Task requirements
Each record needs to be echoed exactly; can you do that?

[Begin]

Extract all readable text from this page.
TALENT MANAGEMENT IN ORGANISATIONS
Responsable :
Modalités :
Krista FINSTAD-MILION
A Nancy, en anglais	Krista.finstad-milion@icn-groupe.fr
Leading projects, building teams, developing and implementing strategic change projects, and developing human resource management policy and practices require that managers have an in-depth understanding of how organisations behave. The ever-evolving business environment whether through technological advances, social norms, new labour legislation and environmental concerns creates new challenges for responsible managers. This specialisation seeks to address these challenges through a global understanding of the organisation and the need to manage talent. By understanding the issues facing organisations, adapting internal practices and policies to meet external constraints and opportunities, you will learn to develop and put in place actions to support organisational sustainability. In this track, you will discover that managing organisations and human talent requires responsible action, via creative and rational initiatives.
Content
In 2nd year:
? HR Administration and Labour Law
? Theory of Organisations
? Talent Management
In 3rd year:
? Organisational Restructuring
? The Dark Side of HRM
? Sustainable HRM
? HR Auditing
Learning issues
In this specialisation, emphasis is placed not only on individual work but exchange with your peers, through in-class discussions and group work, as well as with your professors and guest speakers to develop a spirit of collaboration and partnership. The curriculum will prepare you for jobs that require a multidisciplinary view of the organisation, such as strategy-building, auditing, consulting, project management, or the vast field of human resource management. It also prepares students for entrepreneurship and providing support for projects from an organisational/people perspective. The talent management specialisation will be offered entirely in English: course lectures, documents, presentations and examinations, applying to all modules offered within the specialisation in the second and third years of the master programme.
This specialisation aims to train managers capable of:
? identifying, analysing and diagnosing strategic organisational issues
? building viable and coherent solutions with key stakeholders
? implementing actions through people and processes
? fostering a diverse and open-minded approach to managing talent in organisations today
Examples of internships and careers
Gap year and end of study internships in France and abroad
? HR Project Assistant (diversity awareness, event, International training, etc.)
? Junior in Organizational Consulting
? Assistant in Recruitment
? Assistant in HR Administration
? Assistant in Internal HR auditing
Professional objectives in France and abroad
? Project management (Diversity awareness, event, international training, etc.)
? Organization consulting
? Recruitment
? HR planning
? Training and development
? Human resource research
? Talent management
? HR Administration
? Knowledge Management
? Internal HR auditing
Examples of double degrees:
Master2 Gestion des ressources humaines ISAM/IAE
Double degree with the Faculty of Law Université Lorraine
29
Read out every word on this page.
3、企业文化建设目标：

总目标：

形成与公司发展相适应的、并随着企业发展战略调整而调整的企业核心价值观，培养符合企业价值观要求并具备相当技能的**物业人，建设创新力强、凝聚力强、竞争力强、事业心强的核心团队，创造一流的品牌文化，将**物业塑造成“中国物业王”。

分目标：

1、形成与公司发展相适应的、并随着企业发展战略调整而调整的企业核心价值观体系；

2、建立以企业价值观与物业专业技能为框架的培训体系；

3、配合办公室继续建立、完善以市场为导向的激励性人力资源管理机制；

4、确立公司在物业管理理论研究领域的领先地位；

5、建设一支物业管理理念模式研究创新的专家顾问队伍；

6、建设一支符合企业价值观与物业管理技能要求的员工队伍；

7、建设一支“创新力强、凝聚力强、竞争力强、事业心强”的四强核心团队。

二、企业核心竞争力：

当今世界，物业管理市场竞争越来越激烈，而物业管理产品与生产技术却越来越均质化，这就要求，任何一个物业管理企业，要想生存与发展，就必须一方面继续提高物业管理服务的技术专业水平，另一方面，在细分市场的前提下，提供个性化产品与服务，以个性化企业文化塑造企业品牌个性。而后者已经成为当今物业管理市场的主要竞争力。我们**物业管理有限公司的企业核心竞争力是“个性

[End]

Answer to this exercise
Extract all readable text from this page.
TALENT MANAGEMENT IN ORGANISATIONS
Responsable :
Modalités :
Krista FINSTAD-MILION
A Nancy, en anglais	Krista.finstad-milion@icn-groupe.fr
Leading projects, building teams, developing and implementing strategic change projects, and developing human resource management policy and practices require that managers have an in-depth understanding of how organisations behave. The ever-evolving business environment whether through technological advances, social norms, new labour legislation and environmental concerns creates new challenges for responsible managers. This specialisation seeks to address these challenges through a global understanding of the organisation and the need to manage talent. By understanding the issues facing organisations, adapting internal practices and policies to meet external constraints and opportunities, you will learn to develop and put in place actions to support organisational sustainability. In this track, you will discover that managing organisations and human talent requires responsible action, via creative and rational initiatives.
Content
In 2nd year:
? HR Administration and Labour Law
? Theory of Organisations
? Talent Management
In 3rd year:
? Organisational Restructuring
? The Dark Side of HRM
? Sustainable HRM
? HR Auditing
Learning issues
In this specialisation, emphasis is placed not only on individual work but exchange with your peers, through in-class discussions and group work, as well as with your professors and guest speakers to develop a spirit of collaboration and partnership. The curriculum will prepare you for jobs that require a multidisciplinary view of the organisation, such as strategy-building, auditing, consulting, project management, or the vast field of human resource management. It also prepares students for entrepreneurship and providing support for projects from an organisational/people perspective. The talent management specialisation will be offered entirely in English: course lectures, documents, presentations and examinations, applying to all modules offered within the specialisation in the second and third years of the master programme.
This specialisation aims to train managers capable of:
? identifying, analysing and diagnosing strategic organisational issues
? building viable and coherent solutions with key stakeholders
? implementing actions through people and processes
? fostering a diverse and open-minded approach to managing talent in organisations today
Examples of internships and careers
Gap year and end of study internships in France and abroad
? HR Project Assistant (diversity awareness, event, International training, etc.)
? Junior in Organizational Consulting
? Assistant in Recruitment
? Assistant in HR Administration
? Assistant in Internal HR auditing
Professional objectives in France and abroad
? Project management (Diversity awareness, event, international training, etc.)
? Organization consulting
? Recruitment
? HR planning
? Training and development
? Human resource research
? Talent management
? HR Administration
? Knowledge Management
? Internal HR auditing
Examples of double degrees:
Master2 Gestion des ressources humaines ISAM/IAE
Double degree with the Faculty of Law Université Lorraine
29
Read out every word on this page.
3、企业文化建设目标：

总目标：

形成与公司发展相适应的、并随着企业发展战略调整而调整的企业核心价值观，培养符合企业价值观要求并具备相当技能的**物业人，建设创新力强、凝聚力强、竞争力强、事业心强的核心团队，创造一流的品牌文化，将**物业塑造成“中国物业王”。

分目标：

1、形成与公司发展相适应的、并随着企业发展战略调整而调整的企业核心价值观体系；

2、建立以企业价值观与物业专业技能为框架的培训体系；

3、配合办公室继续建立、完善以市场为导向的激励性人力资源管理机制；

4、确立公司在物业管理理论研究领域的领先地位；

5、建设一支物业管理理念模式研究创新的专家顾问队伍；

6、建设一支符合企业价值观与物业管理技能要求的员工队伍；

7、建设一支“创新力强、凝聚力强、竞争力强、事业心强”的四强核心团队。

二、企业核心竞争力：

当今世界，物业管理市场竞争越来越激烈，而物业管理产品与生产技术却越来越均质化，这就要求，任何一个物业管理企业，要想生存与发展，就必须一方面继续提高物业管理服务的技术专业水平，另一方面，在细分市场的前提下，提供个性化产品与服务，以个性化企业文化塑造企业品牌个性。而后者已经成为当今物业管理市场的主要竞争力。我们**物业管理有限公司的企业核心竞争力是“个性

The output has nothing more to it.